§ **Exercise goal**
Take every line where the string "profile" appears and copy it.

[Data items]

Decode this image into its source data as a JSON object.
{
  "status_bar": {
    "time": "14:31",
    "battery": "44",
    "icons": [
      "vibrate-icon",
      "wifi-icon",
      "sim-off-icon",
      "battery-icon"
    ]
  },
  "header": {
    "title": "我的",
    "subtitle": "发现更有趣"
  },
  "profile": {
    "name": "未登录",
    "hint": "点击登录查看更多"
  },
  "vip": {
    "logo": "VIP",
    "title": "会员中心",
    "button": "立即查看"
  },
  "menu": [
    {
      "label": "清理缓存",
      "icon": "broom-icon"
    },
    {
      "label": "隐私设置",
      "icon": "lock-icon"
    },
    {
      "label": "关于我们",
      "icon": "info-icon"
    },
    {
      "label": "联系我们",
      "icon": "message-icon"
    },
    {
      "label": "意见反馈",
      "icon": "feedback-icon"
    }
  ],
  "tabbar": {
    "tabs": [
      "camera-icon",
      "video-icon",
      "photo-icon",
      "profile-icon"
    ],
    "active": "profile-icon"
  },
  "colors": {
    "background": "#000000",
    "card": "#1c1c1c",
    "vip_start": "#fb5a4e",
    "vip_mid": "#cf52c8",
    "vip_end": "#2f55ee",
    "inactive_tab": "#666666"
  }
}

§ **Correct response**
  "profile": {
      "profile-icon"
    "active": "profile-icon"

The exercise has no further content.